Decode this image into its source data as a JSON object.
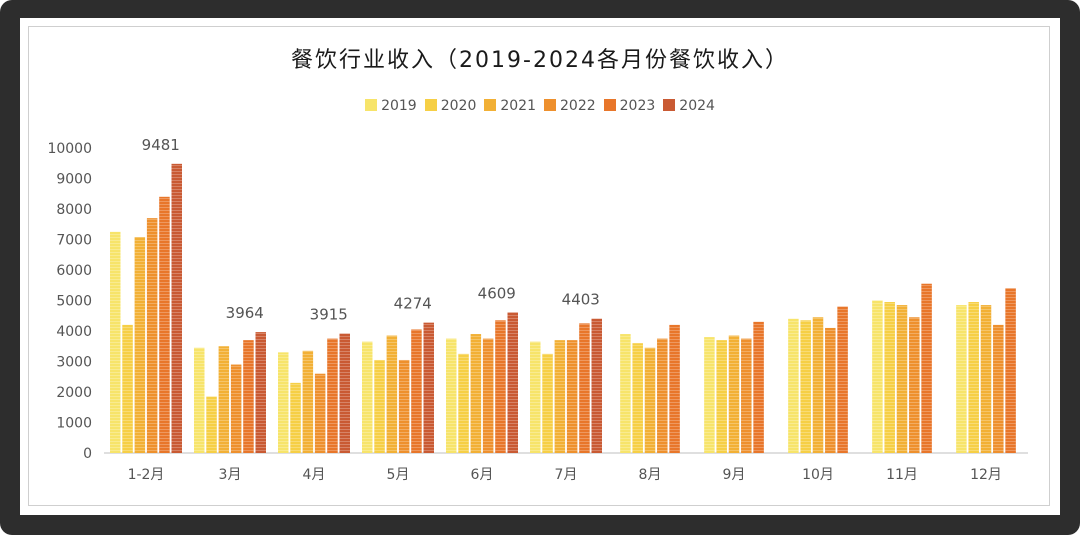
{
  "chart_data": {
    "type": "bar",
    "title": "餐饮行业收入（2019-2024各月份餐饮收入）",
    "categories": [
      "1-2月",
      "3月",
      "4月",
      "5月",
      "6月",
      "7月",
      "8月",
      "9月",
      "10月",
      "11月",
      "12月"
    ],
    "ylim": [
      0,
      10000
    ],
    "yticks": [
      0,
      1000,
      2000,
      3000,
      4000,
      5000,
      6000,
      7000,
      8000,
      9000,
      10000
    ],
    "legend_position": "top",
    "series": [
      {
        "name": "2019",
        "color": "#f7e46a",
        "values": [
          7250,
          3450,
          3300,
          3650,
          3750,
          3650,
          3900,
          3800,
          4400,
          5000,
          4850
        ]
      },
      {
        "name": "2020",
        "color": "#f6cf45",
        "values": [
          4200,
          1850,
          2300,
          3050,
          3250,
          3250,
          3600,
          3700,
          4350,
          4950,
          4950
        ]
      },
      {
        "name": "2021",
        "color": "#f2b035",
        "values": [
          7080,
          3500,
          3350,
          3850,
          3900,
          3700,
          3450,
          3850,
          4450,
          4850,
          4850
        ]
      },
      {
        "name": "2022",
        "color": "#ee902d",
        "values": [
          7700,
          2900,
          2600,
          3050,
          3750,
          3700,
          3750,
          3750,
          4100,
          4450,
          4200
        ]
      },
      {
        "name": "2023",
        "color": "#e8762a",
        "values": [
          8400,
          3700,
          3750,
          4050,
          4350,
          4250,
          4200,
          4300,
          4800,
          5550,
          5400
        ]
      },
      {
        "name": "2024",
        "color": "#c95a33",
        "values": [
          9481,
          3964,
          3915,
          4274,
          4609,
          4403,
          null,
          null,
          null,
          null,
          null
        ]
      }
    ],
    "data_labels": [
      {
        "category": "1-2月",
        "text": "9481"
      },
      {
        "category": "3月",
        "text": "3964"
      },
      {
        "category": "4月",
        "text": "3915"
      },
      {
        "category": "5月",
        "text": "4274"
      },
      {
        "category": "6月",
        "text": "4609"
      },
      {
        "category": "7月",
        "text": "4403"
      }
    ]
  }
}
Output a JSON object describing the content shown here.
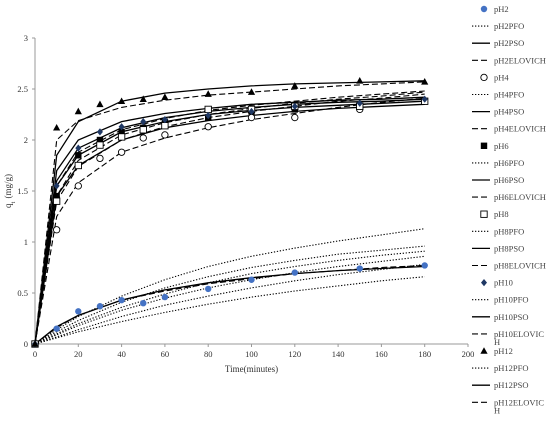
{
  "chart_data": {
    "type": "scatter",
    "title": "",
    "xlabel": "Time(minutes)",
    "ylabel": "qt (mg/g)",
    "xlim": [
      0,
      200
    ],
    "ylim": [
      0,
      3
    ],
    "xticks": [
      0,
      20,
      40,
      60,
      80,
      100,
      120,
      140,
      160,
      180,
      200
    ],
    "yticks": [
      0,
      0.5,
      1,
      1.5,
      2,
      2.5,
      3
    ],
    "ytick_labels": [
      "0",
      "0.5",
      "1",
      "1.5",
      "2",
      "2.5",
      "3"
    ],
    "grid": false,
    "legend_placement": "right",
    "legend": [
      {
        "label": "pH2",
        "kind": "marker",
        "marker": "circle-filled",
        "color": "#4472c4"
      },
      {
        "label": "pH2PFO",
        "kind": "line",
        "style": "dotted"
      },
      {
        "label": "pH2PSO",
        "kind": "line",
        "style": "solid"
      },
      {
        "label": "pH2ELOVICH",
        "kind": "line",
        "style": "dashed"
      },
      {
        "label": "pH4",
        "kind": "marker",
        "marker": "circle-open",
        "color": "#000000"
      },
      {
        "label": "pH4PFO",
        "kind": "line",
        "style": "dotted"
      },
      {
        "label": "pH4PSO",
        "kind": "line",
        "style": "solid"
      },
      {
        "label": "pH4ELOVICH",
        "kind": "line",
        "style": "dashed"
      },
      {
        "label": "pH6",
        "kind": "marker",
        "marker": "square-filled",
        "color": "#000000"
      },
      {
        "label": "pH6PFO",
        "kind": "line",
        "style": "dotted"
      },
      {
        "label": "pH6PSO",
        "kind": "line",
        "style": "solid"
      },
      {
        "label": "pH6ELOVICH",
        "kind": "line",
        "style": "dashed"
      },
      {
        "label": "pH8",
        "kind": "marker",
        "marker": "square-open",
        "color": "#000000"
      },
      {
        "label": "pH8PFO",
        "kind": "line",
        "style": "dotted"
      },
      {
        "label": "pH8PSO",
        "kind": "line",
        "style": "solid"
      },
      {
        "label": "pH8ELOVICH",
        "kind": "line",
        "style": "dashed"
      },
      {
        "label": "pH10",
        "kind": "marker",
        "marker": "diamond-filled",
        "color": "#1f3864"
      },
      {
        "label": "pH10PFO",
        "kind": "line",
        "style": "dotted"
      },
      {
        "label": "pH10PSO",
        "kind": "line",
        "style": "solid"
      },
      {
        "label": "pH10ELOVICH",
        "kind": "line",
        "style": "dashed"
      },
      {
        "label": "pH12",
        "kind": "marker",
        "marker": "triangle-filled",
        "color": "#000000"
      },
      {
        "label": "pH12PFO",
        "kind": "line",
        "style": "dotted"
      },
      {
        "label": "pH12PSO",
        "kind": "line",
        "style": "solid"
      },
      {
        "label": "pH12ELOVICH",
        "kind": "line",
        "style": "dashed"
      }
    ],
    "series": [
      {
        "name": "pH2",
        "kind": "scatter",
        "marker": "circle-filled",
        "color": "#4472c4",
        "x": [
          0,
          10,
          20,
          30,
          40,
          50,
          60,
          80,
          100,
          120,
          150,
          180
        ],
        "y": [
          0,
          0.15,
          0.32,
          0.37,
          0.43,
          0.4,
          0.46,
          0.54,
          0.63,
          0.7,
          0.74,
          0.77
        ]
      },
      {
        "name": "pH4",
        "kind": "scatter",
        "marker": "circle-open",
        "color": "#000000",
        "x": [
          0,
          10,
          20,
          30,
          40,
          50,
          60,
          80,
          100,
          120,
          150
        ],
        "y": [
          0,
          1.12,
          1.55,
          1.82,
          1.88,
          2.02,
          2.05,
          2.13,
          2.22,
          2.22,
          2.3
        ]
      },
      {
        "name": "pH6",
        "kind": "scatter",
        "marker": "square-filled",
        "color": "#000000",
        "x": [
          0,
          10,
          20,
          30,
          40,
          50,
          60,
          80,
          100,
          120,
          150,
          180
        ],
        "y": [
          0,
          1.45,
          1.85,
          2.0,
          2.08,
          2.12,
          2.18,
          2.22,
          2.28,
          2.3,
          2.33,
          2.38
        ]
      },
      {
        "name": "pH8",
        "kind": "scatter",
        "marker": "square-open",
        "color": "#000000",
        "x": [
          0,
          10,
          20,
          30,
          40,
          50,
          60,
          80,
          100,
          120,
          150,
          180
        ],
        "y": [
          0,
          1.4,
          1.75,
          1.95,
          2.03,
          2.1,
          2.14,
          2.3,
          2.3,
          2.33,
          2.33,
          2.38
        ]
      },
      {
        "name": "pH10",
        "kind": "scatter",
        "marker": "diamond-filled",
        "color": "#1f3864",
        "x": [
          0,
          10,
          20,
          30,
          40,
          50,
          60,
          80,
          100,
          120,
          150,
          180
        ],
        "y": [
          0,
          1.55,
          1.92,
          2.08,
          2.13,
          2.18,
          2.2,
          2.24,
          2.28,
          2.33,
          2.36,
          2.4
        ]
      },
      {
        "name": "pH12",
        "kind": "scatter",
        "marker": "triangle-filled",
        "color": "#000000",
        "x": [
          0,
          10,
          20,
          30,
          40,
          50,
          60,
          80,
          100,
          120,
          150,
          180
        ],
        "y": [
          0,
          2.12,
          2.28,
          2.35,
          2.38,
          2.4,
          2.42,
          2.45,
          2.47,
          2.53,
          2.58,
          2.57
        ]
      },
      {
        "name": "pH2PFO",
        "kind": "line",
        "style": "dotted",
        "x": [
          0,
          10,
          20,
          40,
          60,
          80,
          100,
          120,
          140,
          160,
          180
        ],
        "y": [
          0,
          0.06,
          0.12,
          0.22,
          0.31,
          0.39,
          0.46,
          0.52,
          0.57,
          0.62,
          0.66
        ]
      },
      {
        "name": "pH2PSO",
        "kind": "line",
        "style": "solid",
        "x": [
          0,
          10,
          20,
          40,
          60,
          80,
          100,
          120,
          140,
          160,
          180
        ],
        "y": [
          0,
          0.17,
          0.28,
          0.43,
          0.53,
          0.6,
          0.65,
          0.69,
          0.72,
          0.74,
          0.76
        ]
      },
      {
        "name": "pH2ELOVICH",
        "kind": "line",
        "style": "dashed",
        "x": [
          0,
          10,
          20,
          40,
          60,
          80,
          100,
          120,
          140,
          160,
          180
        ],
        "y": [
          0,
          0.16,
          0.28,
          0.43,
          0.52,
          0.59,
          0.64,
          0.69,
          0.72,
          0.75,
          0.77
        ]
      },
      {
        "name": "pH4PFO",
        "kind": "line",
        "style": "dotted",
        "x": [
          0,
          10,
          20,
          40,
          60,
          80,
          100,
          120,
          140,
          160,
          180
        ],
        "y": [
          0,
          0.14,
          0.27,
          0.47,
          0.63,
          0.76,
          0.86,
          0.94,
          1.01,
          1.07,
          1.13
        ]
      },
      {
        "name": "pH4PSO",
        "kind": "line",
        "style": "solid",
        "x": [
          0,
          10,
          20,
          40,
          60,
          80,
          100,
          120,
          140,
          160,
          180
        ],
        "y": [
          0,
          1.45,
          1.75,
          2.0,
          2.12,
          2.19,
          2.24,
          2.28,
          2.31,
          2.33,
          2.35
        ]
      },
      {
        "name": "pH4ELOVICH",
        "kind": "line",
        "style": "dashed",
        "x": [
          0,
          10,
          20,
          40,
          60,
          80,
          100,
          120,
          140,
          160,
          180
        ],
        "y": [
          0,
          1.25,
          1.58,
          1.88,
          2.02,
          2.12,
          2.2,
          2.26,
          2.32,
          2.37,
          2.41
        ]
      },
      {
        "name": "pH6PFO",
        "kind": "line",
        "style": "dotted",
        "x": [
          0,
          10,
          20,
          40,
          60,
          80,
          100,
          120,
          140,
          160,
          180
        ],
        "y": [
          0,
          0.12,
          0.23,
          0.41,
          0.55,
          0.66,
          0.75,
          0.82,
          0.88,
          0.92,
          0.96
        ]
      },
      {
        "name": "pH6PSO",
        "kind": "line",
        "style": "solid",
        "x": [
          0,
          10,
          20,
          40,
          60,
          80,
          100,
          120,
          140,
          160,
          180
        ],
        "y": [
          0,
          1.55,
          1.85,
          2.08,
          2.18,
          2.25,
          2.29,
          2.32,
          2.34,
          2.36,
          2.38
        ]
      },
      {
        "name": "pH6ELOVICH",
        "kind": "line",
        "style": "dashed",
        "x": [
          0,
          10,
          20,
          40,
          60,
          80,
          100,
          120,
          140,
          160,
          180
        ],
        "y": [
          0,
          1.4,
          1.74,
          2.0,
          2.13,
          2.22,
          2.28,
          2.33,
          2.38,
          2.41,
          2.45
        ]
      },
      {
        "name": "pH8PFO",
        "kind": "line",
        "style": "dotted",
        "x": [
          0,
          10,
          20,
          40,
          60,
          80,
          100,
          120,
          140,
          160,
          180
        ],
        "y": [
          0,
          0.1,
          0.2,
          0.36,
          0.49,
          0.6,
          0.69,
          0.76,
          0.82,
          0.87,
          0.91
        ]
      },
      {
        "name": "pH8PSO",
        "kind": "line",
        "style": "solid",
        "x": [
          0,
          10,
          20,
          40,
          60,
          80,
          100,
          120,
          140,
          160,
          180
        ],
        "y": [
          0,
          1.6,
          1.92,
          2.12,
          2.22,
          2.28,
          2.32,
          2.35,
          2.37,
          2.38,
          2.4
        ]
      },
      {
        "name": "pH8ELOVICH",
        "kind": "line",
        "style": "dashed",
        "x": [
          0,
          10,
          20,
          40,
          60,
          80,
          100,
          120,
          140,
          160,
          180
        ],
        "y": [
          0,
          1.45,
          1.8,
          2.05,
          2.17,
          2.25,
          2.31,
          2.36,
          2.4,
          2.43,
          2.47
        ]
      },
      {
        "name": "pH10PFO",
        "kind": "line",
        "style": "dotted",
        "x": [
          0,
          10,
          20,
          40,
          60,
          80,
          100,
          120,
          140,
          160,
          180
        ],
        "y": [
          0,
          0.09,
          0.18,
          0.33,
          0.45,
          0.55,
          0.63,
          0.7,
          0.76,
          0.81,
          0.86
        ]
      },
      {
        "name": "pH10PSO",
        "kind": "line",
        "style": "solid",
        "x": [
          0,
          10,
          20,
          40,
          60,
          80,
          100,
          120,
          140,
          160,
          180
        ],
        "y": [
          0,
          1.7,
          2.0,
          2.18,
          2.26,
          2.31,
          2.35,
          2.37,
          2.39,
          2.4,
          2.42
        ]
      },
      {
        "name": "pH10ELOVICH",
        "kind": "line",
        "style": "dashed",
        "x": [
          0,
          10,
          20,
          40,
          60,
          80,
          100,
          120,
          140,
          160,
          180
        ],
        "y": [
          0,
          1.55,
          1.88,
          2.1,
          2.21,
          2.29,
          2.34,
          2.38,
          2.42,
          2.45,
          2.48
        ]
      },
      {
        "name": "pH12PFO",
        "kind": "line",
        "style": "dotted",
        "x": [
          0,
          10,
          20,
          40,
          60,
          80,
          100,
          120,
          140,
          160,
          180
        ],
        "y": [
          0,
          0.07,
          0.14,
          0.27,
          0.38,
          0.47,
          0.55,
          0.62,
          0.68,
          0.73,
          0.78
        ]
      },
      {
        "name": "pH12PSO",
        "kind": "line",
        "style": "solid",
        "x": [
          0,
          10,
          20,
          40,
          60,
          80,
          100,
          120,
          140,
          160,
          180
        ],
        "y": [
          0,
          1.85,
          2.18,
          2.38,
          2.46,
          2.5,
          2.53,
          2.55,
          2.56,
          2.57,
          2.58
        ]
      },
      {
        "name": "pH12ELOVICH",
        "kind": "line",
        "style": "dashed",
        "x": [
          0,
          10,
          20,
          40,
          60,
          80,
          100,
          120,
          140,
          160,
          180
        ],
        "y": [
          0,
          2.0,
          2.19,
          2.32,
          2.39,
          2.44,
          2.47,
          2.5,
          2.53,
          2.55,
          2.57
        ]
      }
    ]
  }
}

▸ What to work on:
List each line of the records that holds the string "title".

▸ Correct answer:
    "title": "餐饮行业收入（2019-2024各月份餐饮收入）",
    "title": "",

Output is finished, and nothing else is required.